**Your instructions:** The sole answer should be the number of lines in the material below that hold "Strength".

**Supplied data:**
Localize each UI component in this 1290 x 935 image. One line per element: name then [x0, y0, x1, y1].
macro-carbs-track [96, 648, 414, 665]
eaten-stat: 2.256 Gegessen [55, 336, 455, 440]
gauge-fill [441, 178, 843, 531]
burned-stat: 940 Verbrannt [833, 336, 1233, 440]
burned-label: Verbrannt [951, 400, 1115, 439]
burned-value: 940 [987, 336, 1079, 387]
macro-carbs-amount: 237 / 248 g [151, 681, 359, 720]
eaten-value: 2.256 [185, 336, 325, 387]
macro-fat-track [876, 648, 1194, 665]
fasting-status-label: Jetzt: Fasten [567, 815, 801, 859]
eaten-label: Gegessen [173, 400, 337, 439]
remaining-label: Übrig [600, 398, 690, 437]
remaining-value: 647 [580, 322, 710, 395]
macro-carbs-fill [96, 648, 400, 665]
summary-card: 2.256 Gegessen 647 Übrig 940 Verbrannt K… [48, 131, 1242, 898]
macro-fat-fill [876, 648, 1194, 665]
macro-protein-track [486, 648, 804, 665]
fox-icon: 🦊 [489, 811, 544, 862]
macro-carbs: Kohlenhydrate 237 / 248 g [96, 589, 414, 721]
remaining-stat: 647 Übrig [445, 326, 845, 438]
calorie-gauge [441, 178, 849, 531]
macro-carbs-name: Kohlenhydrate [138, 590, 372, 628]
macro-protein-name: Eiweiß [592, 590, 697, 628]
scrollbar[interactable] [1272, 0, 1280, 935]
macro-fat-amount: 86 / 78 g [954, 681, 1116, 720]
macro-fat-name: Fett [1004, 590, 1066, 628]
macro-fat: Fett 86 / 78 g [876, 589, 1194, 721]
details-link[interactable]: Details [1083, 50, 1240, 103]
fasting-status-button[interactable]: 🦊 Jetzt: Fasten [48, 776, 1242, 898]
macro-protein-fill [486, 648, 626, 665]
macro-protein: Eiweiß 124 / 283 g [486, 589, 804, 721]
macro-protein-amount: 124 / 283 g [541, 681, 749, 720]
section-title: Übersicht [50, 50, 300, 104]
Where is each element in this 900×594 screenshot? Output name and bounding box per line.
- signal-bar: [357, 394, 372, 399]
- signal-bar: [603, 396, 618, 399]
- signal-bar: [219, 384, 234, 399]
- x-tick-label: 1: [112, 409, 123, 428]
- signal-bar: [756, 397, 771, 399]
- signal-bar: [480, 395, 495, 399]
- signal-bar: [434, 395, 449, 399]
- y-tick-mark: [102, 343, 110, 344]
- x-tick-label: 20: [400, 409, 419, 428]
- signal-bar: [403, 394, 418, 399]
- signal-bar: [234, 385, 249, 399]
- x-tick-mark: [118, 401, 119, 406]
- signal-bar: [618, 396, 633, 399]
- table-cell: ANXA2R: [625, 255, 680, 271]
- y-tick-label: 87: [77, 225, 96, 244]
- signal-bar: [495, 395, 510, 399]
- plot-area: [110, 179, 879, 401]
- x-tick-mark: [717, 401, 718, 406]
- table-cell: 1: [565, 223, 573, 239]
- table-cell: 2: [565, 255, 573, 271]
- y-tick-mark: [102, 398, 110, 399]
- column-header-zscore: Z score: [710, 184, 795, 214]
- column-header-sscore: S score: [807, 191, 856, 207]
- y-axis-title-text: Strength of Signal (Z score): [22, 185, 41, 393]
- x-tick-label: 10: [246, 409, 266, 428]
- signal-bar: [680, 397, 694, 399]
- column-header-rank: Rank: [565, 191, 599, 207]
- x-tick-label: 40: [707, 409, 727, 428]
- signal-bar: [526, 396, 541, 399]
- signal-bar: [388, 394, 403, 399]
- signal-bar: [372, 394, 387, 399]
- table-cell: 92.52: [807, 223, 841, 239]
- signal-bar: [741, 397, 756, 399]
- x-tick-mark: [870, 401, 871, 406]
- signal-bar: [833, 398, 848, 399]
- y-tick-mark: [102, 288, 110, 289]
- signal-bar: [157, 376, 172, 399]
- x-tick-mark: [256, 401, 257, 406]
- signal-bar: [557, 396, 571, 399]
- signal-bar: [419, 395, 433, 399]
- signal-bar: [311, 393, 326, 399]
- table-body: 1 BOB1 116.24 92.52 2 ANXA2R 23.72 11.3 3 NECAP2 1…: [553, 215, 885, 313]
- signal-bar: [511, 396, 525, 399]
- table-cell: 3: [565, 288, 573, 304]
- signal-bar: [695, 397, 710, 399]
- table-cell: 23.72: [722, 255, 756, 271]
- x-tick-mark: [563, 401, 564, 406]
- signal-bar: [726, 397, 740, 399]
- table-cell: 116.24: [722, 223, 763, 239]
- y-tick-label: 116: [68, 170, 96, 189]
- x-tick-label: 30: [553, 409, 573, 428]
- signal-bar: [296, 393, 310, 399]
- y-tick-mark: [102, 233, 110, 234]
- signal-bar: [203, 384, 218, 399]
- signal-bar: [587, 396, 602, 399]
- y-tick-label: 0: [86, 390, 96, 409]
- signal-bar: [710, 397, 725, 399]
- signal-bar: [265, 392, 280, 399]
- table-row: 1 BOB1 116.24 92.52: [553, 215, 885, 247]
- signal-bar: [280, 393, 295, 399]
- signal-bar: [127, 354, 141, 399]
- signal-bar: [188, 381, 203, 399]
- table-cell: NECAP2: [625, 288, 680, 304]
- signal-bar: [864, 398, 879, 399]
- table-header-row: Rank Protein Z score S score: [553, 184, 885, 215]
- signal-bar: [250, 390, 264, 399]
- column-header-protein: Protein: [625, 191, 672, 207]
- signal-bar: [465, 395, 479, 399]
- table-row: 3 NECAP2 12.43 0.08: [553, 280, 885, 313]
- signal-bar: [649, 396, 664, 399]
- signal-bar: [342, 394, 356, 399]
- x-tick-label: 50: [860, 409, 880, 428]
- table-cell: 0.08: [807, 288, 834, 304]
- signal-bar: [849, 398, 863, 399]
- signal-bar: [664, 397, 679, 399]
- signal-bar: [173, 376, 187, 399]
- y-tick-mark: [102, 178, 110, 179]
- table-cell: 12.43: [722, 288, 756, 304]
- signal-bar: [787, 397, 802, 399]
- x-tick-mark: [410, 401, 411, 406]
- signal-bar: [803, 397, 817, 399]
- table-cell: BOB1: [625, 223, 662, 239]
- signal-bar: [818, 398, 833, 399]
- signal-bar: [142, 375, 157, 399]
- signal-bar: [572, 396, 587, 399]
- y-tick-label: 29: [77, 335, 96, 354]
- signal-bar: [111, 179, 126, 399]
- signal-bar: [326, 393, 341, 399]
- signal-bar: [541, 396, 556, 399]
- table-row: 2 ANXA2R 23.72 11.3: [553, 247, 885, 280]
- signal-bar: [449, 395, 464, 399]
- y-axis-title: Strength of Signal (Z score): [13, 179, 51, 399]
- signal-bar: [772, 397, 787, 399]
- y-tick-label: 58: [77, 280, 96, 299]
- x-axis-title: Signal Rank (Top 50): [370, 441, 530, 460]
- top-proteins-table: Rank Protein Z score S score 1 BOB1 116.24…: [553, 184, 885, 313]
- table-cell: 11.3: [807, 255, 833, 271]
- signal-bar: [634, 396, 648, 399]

**Solution to this problem:** 2